Aufgabenstellung:
Benenne „value-label“ in „number-label“ um. Das gilt für die Zeilen vom Anfang bis einschließlich der Zeile mit „bar-2-2 [830, 212, 874, 273]“. Gib nur diese Zeilen wieder und lass alles andere darin unverändert.

Material:
------
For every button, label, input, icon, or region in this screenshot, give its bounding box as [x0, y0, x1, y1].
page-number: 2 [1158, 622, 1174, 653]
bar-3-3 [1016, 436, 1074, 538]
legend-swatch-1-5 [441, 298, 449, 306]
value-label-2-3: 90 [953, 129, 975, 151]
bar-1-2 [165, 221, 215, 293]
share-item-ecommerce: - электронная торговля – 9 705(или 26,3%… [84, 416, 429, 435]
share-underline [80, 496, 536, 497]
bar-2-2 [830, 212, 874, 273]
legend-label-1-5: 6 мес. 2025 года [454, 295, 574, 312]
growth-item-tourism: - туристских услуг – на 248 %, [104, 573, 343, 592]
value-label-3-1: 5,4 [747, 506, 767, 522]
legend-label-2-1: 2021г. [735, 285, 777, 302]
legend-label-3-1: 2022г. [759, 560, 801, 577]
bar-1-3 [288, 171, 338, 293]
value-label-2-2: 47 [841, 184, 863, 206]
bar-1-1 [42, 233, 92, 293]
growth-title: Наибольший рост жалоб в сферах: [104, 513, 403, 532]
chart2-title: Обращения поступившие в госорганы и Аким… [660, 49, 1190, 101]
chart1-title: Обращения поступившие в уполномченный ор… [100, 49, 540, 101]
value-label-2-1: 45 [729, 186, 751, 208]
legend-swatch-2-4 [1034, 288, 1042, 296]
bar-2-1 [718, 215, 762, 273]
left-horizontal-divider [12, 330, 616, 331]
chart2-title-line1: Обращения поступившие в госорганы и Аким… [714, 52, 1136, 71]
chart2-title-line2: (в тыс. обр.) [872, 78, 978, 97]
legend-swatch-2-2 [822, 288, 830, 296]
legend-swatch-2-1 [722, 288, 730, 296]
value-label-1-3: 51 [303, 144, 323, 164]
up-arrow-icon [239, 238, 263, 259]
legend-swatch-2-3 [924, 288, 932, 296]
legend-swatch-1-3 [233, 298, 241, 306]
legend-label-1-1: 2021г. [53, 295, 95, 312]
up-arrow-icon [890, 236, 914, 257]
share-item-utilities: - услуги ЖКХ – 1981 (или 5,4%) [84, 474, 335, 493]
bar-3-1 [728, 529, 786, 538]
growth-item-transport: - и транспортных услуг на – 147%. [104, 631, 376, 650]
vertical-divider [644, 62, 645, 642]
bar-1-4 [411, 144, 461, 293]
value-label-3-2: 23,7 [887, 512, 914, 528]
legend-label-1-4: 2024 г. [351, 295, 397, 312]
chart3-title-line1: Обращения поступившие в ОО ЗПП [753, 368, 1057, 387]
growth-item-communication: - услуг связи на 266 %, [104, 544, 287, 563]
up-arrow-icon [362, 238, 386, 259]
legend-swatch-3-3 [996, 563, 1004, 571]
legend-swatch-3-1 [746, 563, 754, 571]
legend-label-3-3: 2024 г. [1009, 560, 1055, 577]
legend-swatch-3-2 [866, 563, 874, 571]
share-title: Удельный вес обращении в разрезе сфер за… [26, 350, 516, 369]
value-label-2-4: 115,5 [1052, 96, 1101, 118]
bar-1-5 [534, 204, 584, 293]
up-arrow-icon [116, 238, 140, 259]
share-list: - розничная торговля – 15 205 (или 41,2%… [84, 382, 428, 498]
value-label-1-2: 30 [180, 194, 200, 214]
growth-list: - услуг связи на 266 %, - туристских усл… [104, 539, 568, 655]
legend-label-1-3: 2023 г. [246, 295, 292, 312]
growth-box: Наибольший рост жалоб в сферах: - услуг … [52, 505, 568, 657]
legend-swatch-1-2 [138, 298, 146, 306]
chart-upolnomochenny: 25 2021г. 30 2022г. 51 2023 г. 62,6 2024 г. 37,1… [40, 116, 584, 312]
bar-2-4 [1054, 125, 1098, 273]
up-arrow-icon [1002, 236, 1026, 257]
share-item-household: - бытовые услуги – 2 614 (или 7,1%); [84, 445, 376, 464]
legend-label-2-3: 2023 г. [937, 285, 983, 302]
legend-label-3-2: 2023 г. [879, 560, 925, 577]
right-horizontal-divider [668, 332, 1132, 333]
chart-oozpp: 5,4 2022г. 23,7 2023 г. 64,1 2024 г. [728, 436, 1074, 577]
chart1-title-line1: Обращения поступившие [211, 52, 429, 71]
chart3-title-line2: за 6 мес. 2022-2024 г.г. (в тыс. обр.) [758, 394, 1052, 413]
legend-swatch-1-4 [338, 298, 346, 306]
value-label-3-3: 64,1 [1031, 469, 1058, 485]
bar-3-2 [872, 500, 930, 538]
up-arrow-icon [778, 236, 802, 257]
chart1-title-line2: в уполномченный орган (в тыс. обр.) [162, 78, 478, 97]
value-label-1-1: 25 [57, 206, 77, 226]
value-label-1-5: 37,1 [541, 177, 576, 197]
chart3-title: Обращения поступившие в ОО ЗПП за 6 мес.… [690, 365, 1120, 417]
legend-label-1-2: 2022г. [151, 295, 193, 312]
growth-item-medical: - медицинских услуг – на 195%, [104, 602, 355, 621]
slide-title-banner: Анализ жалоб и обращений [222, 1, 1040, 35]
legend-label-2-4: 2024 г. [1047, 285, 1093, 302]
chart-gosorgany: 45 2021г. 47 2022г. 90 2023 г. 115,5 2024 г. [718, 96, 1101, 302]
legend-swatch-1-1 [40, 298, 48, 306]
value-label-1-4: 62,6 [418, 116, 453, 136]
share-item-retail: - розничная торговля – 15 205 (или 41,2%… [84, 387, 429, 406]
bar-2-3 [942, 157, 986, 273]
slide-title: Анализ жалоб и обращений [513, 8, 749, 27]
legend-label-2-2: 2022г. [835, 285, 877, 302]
------
Ergebnis:
For every button, label, input, icon, or region in this screenshot, give its bounding box as [x0, y0, x1, y1].
page-number: 2 [1158, 622, 1174, 653]
bar-3-3 [1016, 436, 1074, 538]
legend-swatch-1-5 [441, 298, 449, 306]
number-label-2-3: 90 [953, 129, 975, 151]
bar-1-2 [165, 221, 215, 293]
share-item-ecommerce: - электронная торговля – 9 705(или 26,3%… [84, 416, 429, 435]
share-underline [80, 496, 536, 497]
bar-2-2 [830, 212, 874, 273]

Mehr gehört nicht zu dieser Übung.